Exercise
Go through the entries one line at a time, and gather every line that has the word "evangelizzazione".

Material for this task

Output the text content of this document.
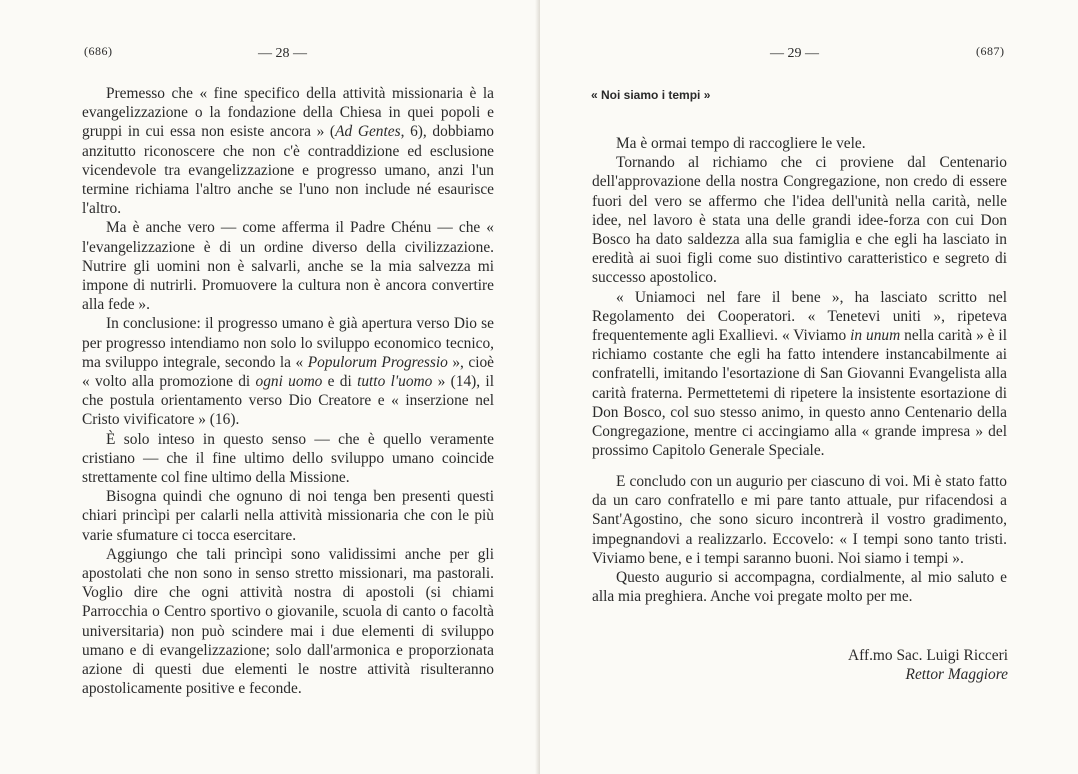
(686)	— 28 —

Premesso che « fine specifico della attività missionaria è la evangelizzazione o la fondazione della Chiesa in quei popoli e gruppi in cui essa non esiste ancora » (Ad Gentes, 6), dobbiamo anzitutto riconoscere che non c'è contraddizione ed esclusione vicendevole tra evangelizzazione e progresso umano, anzi l'un termine richiama l'altro anche se l'uno non include né esaurisce l'altro.

Ma è anche vero — come afferma il Padre Chénu — che « l'evangelizzazione è di un ordine diverso della civilizzazione. Nutrire gli uomini non è salvarli, anche se la mia salvezza mi impone di nutrirli. Promuovere la cultura non è ancora convertire alla fede ».

In conclusione: il progresso umano è già apertura verso Dio se per progresso intendiamo non solo lo sviluppo economico tecnico, ma sviluppo integrale, secondo la « Populorum Progressio », cioè « volto alla promozione di ogni uomo e di tutto l'uomo » (14), il che postula orientamento verso Dio Creatore e « inserzione nel Cristo vivificatore » (16).

È solo inteso in questo senso — che è quello veramente cristiano — che il fine ultimo dello sviluppo umano coincide strettamente col fine ultimo della Missione.

Bisogna quindi che ognuno di noi tenga ben presenti questi chiari princìpi per calarli nella attività missionaria che con le più varie sfumature ci tocca esercitare.

Aggiungo che tali princìpi sono validissimi anche per gli apostolati che non sono in senso stretto missionari, ma pastorali. Voglio dire che ogni attività nostra di apostoli (si chiami Parrocchia o Centro sportivo o giovanile, scuola di canto o facoltà universitaria) non può scindere mai i due elementi di sviluppo umano e di evangelizzazione; solo dall'armonica e proporzionata azione di questi due elementi le nostre attività risulteranno apostolicamente positive e feconde.

— 29 —	(687)
« Noi siamo i tempi »

Ma è ormai tempo di raccogliere le vele.

Tornando al richiamo che ci proviene dal Centenario dell'approvazione della nostra Congregazione, non credo di essere fuori del vero se affermo che l'idea dell'unità nella carità, nelle idee, nel lavoro è stata una delle grandi idee-forza con cui Don Bosco ha dato saldezza alla sua famiglia e che egli ha lasciato in eredità ai suoi figli come suo distintivo caratteristico e segreto di successo apostolico.

« Uniamoci nel fare il bene », ha lasciato scritto nel Regolamento dei Cooperatori. « Tenetevi uniti », ripeteva frequentemente agli Exallievi. « Viviamo in unum nella carità » è il richiamo costante che egli ha fatto intendere instancabilmente ai confratelli, imitando l'esortazione di San Giovanni Evangelista alla carità fraterna. Permettetemi di ripetere la insistente esortazione di Don Bosco, col suo stesso animo, in questo anno Centenario della Congregazione, mentre ci accingiamo alla « grande impresa » del prossimo Capitolo Generale Speciale.

E concludo con un augurio per ciascuno di voi. Mi è stato fatto da un caro confratello e mi pare tanto attuale, pur rifacendosi a Sant'Agostino, che sono sicuro incontrerà il vostro gradimento, impegnandovi a realizzarlo. Eccovelo: « I tempi sono tanto tristi. Viviamo bene, e i tempi saranno buoni. Noi siamo i tempi ».

Questo augurio si accompagna, cordialmente, al mio saluto e alla mia preghiera. Anche voi pregate molto per me.

Aff.mo Sac. Luigi Ricceri
Rettor Maggiore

Complete response
Premesso che « fine specifico della attività missionaria è la evangelizzazione o la fondazione della Chiesa in quei popoli e gruppi in cui essa non esiste ancora » (Ad Gentes, 6), dobbiamo anzitutto riconoscere che non c'è contraddizione ed esclusione vicendevole tra evangelizzazione e progresso umano, anzi l'un termine richiama l'altro anche se l'uno non include né esaurisce l'altro.
Ma è anche vero — come afferma il Padre Chénu — che « l'evangelizzazione è di un ordine diverso della civilizzazione. Nutrire gli uomini non è salvarli, anche se la mia salvezza mi impone di nutrirli. Promuovere la cultura non è ancora convertire alla fede ».
Aggiungo che tali princìpi sono validissimi anche per gli apostolati che non sono in senso stretto missionari, ma pastorali. Voglio dire che ogni attività nostra di apostoli (si chiami Parrocchia o Centro sportivo o giovanile, scuola di canto o facoltà universitaria) non può scindere mai i due elementi di sviluppo umano e di evangelizzazione; solo dall'armonica e proporzionata azione di questi due elementi le nostre attività risulteranno apostolicamente positive e feconde.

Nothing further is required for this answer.